▶ _TRECHO SELECIONADO_:
• • • • • • •
Nesta quinta-feira, 2, o plenário do STF voltou a julgar a questão do marco temporal em terras indígenas. Hoje, foram finalizadas as sustentações orais dos amici curiae e o PGR Augusto Aras se manifestou sobre a questão.

A Procuradoria se posicionou contra o marco temporal; ou seja, para o órgão, não é correta a tese de que os indígenas só podem ter as terras demarcadas se comprovado que a ocupavam antes da promulgação da Constituição (5 de outubro de 1988).

(Imagem: Reprodução/YouTube)

A quem pertence a terra?

Em 2009, a FATMA - Fundação do Meio Ambiente do Estado de Santa Catarina buscou a Justiça, por meio de ação de reintegração de posse, dizendo que é legítima possuidora de uma área de mais de 80 mil m² localizada na linha "Esperança-Bonsucesso". Segundo a Fundação, essa área compõe uma gleba maior, chamada de "Reserva Biológica do Sassafras".

Acontece que, naquele ano, 100 indígenas ocuparam a referida área, "ali se instalando, e acabaram por derrubar a mata nativa do interior da reserva, construíram picadas e montaram barracas".

A FUNAI - Fundação Nacional do Índio rebateu o argumento da FATMA alegando que aquela área, na verdade, é protegida pela portaria 1.182/03, do ministério da Justiça, que declarou de posse permanente dos grupos indígenas Xokleng, Kaingang e Guarani a Terra indígena Ibirama-La Klãnõ, com superfície aproximada de 37 mil hectares, localizada nos municípios de Doutor Pedrinho, Itaiópolis, José Boiteux e Vitor Meireles, todos em Santa Catarina.

Em 1º e 2º graus a Justiça entendeu que a área deveria ser reintegrada à FATMA - Fundação do Meio Ambiente, sob o seguinte fundamento:

"não há elementos que permitam inferir que as terras referidas na petição inicial sejam tradicionalmente ocupadas pelos índios, na forma do art. 231 da Constituição Federal, máxime porque quem as vem ocupando, ainda atualmente, para fins de preservação ambiental, como visto, é a parte autora."

Em 2019, o plenário do STF reconheceu a repercussão geral da matéria por unanimidade. Naquela oportunidade, o relator, ministro Fachin, frisou que não estão pacificadas pela sociedade, nem mesmo pelo Poder Judiciário, questões como o acolhimento pelo texto constitucional da teoria do fato indígena, os elementos necessários à caracterização do esbulho possessório das terras indígenas, a conjugação de interesses sociais, comunitários e ambientais, a configuração dos poderes possessórios aos índios e sua relação com procedimento administrativo de demarcação.
• • • • • • •
Cite sem alterações a parte do trecho sobre o marco temporal que começa em "Acontece que, naquele" e vai até "em Santa Catarina.".
• • • • • • •
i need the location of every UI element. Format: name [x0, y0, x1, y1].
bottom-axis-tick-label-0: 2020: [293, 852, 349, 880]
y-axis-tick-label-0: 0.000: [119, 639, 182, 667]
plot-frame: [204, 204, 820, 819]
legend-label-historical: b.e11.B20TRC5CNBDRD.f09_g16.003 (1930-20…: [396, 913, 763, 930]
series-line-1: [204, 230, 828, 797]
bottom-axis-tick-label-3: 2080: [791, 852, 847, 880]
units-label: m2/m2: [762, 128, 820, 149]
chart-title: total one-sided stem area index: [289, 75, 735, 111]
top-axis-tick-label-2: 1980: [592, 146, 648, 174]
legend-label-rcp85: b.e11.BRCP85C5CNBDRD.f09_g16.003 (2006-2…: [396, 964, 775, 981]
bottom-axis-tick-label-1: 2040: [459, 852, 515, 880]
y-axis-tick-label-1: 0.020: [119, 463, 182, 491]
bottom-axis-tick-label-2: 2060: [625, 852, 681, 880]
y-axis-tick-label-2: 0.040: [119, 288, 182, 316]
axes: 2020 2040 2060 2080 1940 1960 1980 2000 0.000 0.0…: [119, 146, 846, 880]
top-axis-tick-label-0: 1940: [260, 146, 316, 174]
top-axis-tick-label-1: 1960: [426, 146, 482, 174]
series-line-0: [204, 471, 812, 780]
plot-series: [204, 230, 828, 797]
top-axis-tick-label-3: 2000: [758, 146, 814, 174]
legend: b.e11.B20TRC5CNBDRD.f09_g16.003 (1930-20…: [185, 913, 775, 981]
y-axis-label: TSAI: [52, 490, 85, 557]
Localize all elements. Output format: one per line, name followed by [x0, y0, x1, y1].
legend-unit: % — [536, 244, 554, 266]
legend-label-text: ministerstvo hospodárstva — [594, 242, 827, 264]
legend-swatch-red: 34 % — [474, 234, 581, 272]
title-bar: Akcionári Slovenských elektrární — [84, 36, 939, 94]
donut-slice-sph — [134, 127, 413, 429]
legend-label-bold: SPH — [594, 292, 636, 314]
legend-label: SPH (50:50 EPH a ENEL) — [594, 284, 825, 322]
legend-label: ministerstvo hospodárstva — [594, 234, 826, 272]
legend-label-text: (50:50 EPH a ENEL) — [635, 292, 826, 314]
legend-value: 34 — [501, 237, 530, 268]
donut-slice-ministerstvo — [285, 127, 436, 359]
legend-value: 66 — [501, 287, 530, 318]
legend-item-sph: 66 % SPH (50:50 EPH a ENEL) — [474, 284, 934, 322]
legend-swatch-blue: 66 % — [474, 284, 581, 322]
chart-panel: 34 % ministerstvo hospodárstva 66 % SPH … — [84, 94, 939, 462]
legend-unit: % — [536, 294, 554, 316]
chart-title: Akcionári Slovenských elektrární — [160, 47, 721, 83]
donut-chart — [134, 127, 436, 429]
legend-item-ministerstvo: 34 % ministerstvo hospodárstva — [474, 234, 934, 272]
• • • • • • •
▶ _RESPOSTA À TAREFA_:
Acontece que, naquele ano, 100 indígenas ocuparam a referida área, "ali se instalando, e acabaram por derrubar a mata nativa do interior da reserva, construíram picadas e montaram barracas".

A FUNAI - Fundação Nacional do Índio rebateu o argumento da FATMA alegando que aquela área, na verdade, é protegida pela portaria 1.182/03, do ministério da Justiça, que declarou de posse permanente dos grupos indígenas Xokleng, Kaingang e Guarani a Terra indígena Ibirama-La Klãnõ, com superfície aproximada de 37 mil hectares, localizada nos municípios de Doutor Pedrinho, Itaiópolis, José Boiteux e Vitor Meireles, todos em Santa Catarina.